### Instruction
What follows is a block of records; reproduce all of it verbatim.

### Data to use
-=-=-=-=-

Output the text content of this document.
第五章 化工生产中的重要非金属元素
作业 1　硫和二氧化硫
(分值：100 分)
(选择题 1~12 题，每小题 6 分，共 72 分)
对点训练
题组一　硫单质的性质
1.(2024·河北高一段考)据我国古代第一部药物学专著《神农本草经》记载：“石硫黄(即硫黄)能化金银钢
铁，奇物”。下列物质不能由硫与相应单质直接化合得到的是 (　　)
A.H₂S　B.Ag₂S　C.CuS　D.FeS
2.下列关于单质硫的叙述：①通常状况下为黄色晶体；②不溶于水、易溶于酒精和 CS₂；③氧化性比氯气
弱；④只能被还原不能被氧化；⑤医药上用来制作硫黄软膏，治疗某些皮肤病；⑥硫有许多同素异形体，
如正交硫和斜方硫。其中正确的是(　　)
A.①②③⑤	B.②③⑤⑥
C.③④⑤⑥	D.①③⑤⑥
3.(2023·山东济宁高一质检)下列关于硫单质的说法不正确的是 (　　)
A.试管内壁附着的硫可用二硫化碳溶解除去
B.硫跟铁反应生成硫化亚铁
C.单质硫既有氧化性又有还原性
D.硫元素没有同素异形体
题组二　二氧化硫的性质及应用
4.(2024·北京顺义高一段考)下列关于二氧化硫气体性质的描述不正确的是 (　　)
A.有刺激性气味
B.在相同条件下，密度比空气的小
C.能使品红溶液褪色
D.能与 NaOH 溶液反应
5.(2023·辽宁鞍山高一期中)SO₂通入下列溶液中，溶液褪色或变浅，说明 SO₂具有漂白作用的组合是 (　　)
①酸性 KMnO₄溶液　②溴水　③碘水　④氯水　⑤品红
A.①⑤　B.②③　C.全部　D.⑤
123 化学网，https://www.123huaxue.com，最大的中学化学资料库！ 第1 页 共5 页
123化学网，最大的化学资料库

-=-=-=-=-

### Solution for this exercise
Output the text content of this document.
第五章 化工生产中的重要非金属元素
作业 1　硫和二氧化硫
(分值：100 分)
(选择题 1~12 题，每小题 6 分，共 72 分)
对点训练
题组一　硫单质的性质
1.(2024·河北高一段考)据我国古代第一部药物学专著《神农本草经》记载：“石硫黄(即硫黄)能化金银钢
铁，奇物”。下列物质不能由硫与相应单质直接化合得到的是 (　　)
A.H₂S　B.Ag₂S　C.CuS　D.FeS
2.下列关于单质硫的叙述：①通常状况下为黄色晶体；②不溶于水、易溶于酒精和 CS₂；③氧化性比氯气
弱；④只能被还原不能被氧化；⑤医药上用来制作硫黄软膏，治疗某些皮肤病；⑥硫有许多同素异形体，
如正交硫和斜方硫。其中正确的是(　　)
A.①②③⑤	B.②③⑤⑥
C.③④⑤⑥	D.①③⑤⑥
3.(2023·山东济宁高一质检)下列关于硫单质的说法不正确的是 (　　)
A.试管内壁附着的硫可用二硫化碳溶解除去
B.硫跟铁反应生成硫化亚铁
C.单质硫既有氧化性又有还原性
D.硫元素没有同素异形体
题组二　二氧化硫的性质及应用
4.(2024·北京顺义高一段考)下列关于二氧化硫气体性质的描述不正确的是 (　　)
A.有刺激性气味
B.在相同条件下，密度比空气的小
C.能使品红溶液褪色
D.能与 NaOH 溶液反应
5.(2023·辽宁鞍山高一期中)SO₂通入下列溶液中，溶液褪色或变浅，说明 SO₂具有漂白作用的组合是 (　　)
①酸性 KMnO₄溶液　②溴水　③碘水　④氯水　⑤品红
A.①⑤　B.②③　C.全部　D.⑤
123 化学网，https://www.123huaxue.com，最大的中学化学资料库！ 第1 页 共5 页
123化学网，最大的化学资料库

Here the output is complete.